### Supplied records
--- --- ---

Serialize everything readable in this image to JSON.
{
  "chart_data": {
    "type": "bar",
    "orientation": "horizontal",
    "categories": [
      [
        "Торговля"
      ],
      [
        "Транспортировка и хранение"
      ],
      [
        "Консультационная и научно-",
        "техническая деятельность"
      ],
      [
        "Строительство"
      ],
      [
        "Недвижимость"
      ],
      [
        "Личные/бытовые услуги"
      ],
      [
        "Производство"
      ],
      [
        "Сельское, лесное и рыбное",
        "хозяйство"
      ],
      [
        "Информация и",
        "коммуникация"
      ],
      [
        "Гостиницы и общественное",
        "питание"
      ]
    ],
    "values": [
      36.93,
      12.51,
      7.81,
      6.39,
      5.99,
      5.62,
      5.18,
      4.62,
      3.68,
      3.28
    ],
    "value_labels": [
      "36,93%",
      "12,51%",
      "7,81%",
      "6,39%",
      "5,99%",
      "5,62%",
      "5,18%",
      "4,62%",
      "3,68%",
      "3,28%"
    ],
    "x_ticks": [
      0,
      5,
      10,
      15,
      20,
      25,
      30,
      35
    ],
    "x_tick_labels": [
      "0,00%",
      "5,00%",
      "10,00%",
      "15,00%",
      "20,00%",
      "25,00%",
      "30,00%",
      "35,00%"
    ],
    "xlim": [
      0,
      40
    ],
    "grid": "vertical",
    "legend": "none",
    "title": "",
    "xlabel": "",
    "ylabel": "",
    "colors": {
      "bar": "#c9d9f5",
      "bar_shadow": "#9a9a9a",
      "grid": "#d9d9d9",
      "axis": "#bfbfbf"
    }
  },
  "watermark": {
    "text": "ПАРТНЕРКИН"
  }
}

--- --- ---

### Exercise requirements
Write out every line from the records above, word for word.

### Complete answer
Serialize everything readable in this image to JSON.
{
  "chart_data": {
    "type": "bar",
    "orientation": "horizontal",
    "categories": [
      [
        "Торговля"
      ],
      [
        "Транспортировка и хранение"
      ],
      [
        "Консультационная и научно-",
        "техническая деятельность"
      ],
      [
        "Строительство"
      ],
      [
        "Недвижимость"
      ],
      [
        "Личные/бытовые услуги"
      ],
      [
        "Производство"
      ],
      [
        "Сельское, лесное и рыбное",
        "хозяйство"
      ],
      [
        "Информация и",
        "коммуникация"
      ],
      [
        "Гостиницы и общественное",
        "питание"
      ]
    ],
    "values": [
      36.93,
      12.51,
      7.81,
      6.39,
      5.99,
      5.62,
      5.18,
      4.62,
      3.68,
      3.28
    ],
    "value_labels": [
      "36,93%",
      "12,51%",
      "7,81%",
      "6,39%",
      "5,99%",
      "5,62%",
      "5,18%",
      "4,62%",
      "3,68%",
      "3,28%"
    ],
    "x_ticks": [
      0,
      5,
      10,
      15,
      20,
      25,
      30,
      35
    ],
    "x_tick_labels": [
      "0,00%",
      "5,00%",
      "10,00%",
      "15,00%",
      "20,00%",
      "25,00%",
      "30,00%",
      "35,00%"
    ],
    "xlim": [
      0,
      40
    ],
    "grid": "vertical",
    "legend": "none",
    "title": "",
    "xlabel": "",
    "ylabel": "",
    "colors": {
      "bar": "#c9d9f5",
      "bar_shadow": "#9a9a9a",
      "grid": "#d9d9d9",
      "axis": "#bfbfbf"
    }
  },
  "watermark": {
    "text": "ПАРТНЕРКИН"
  }
}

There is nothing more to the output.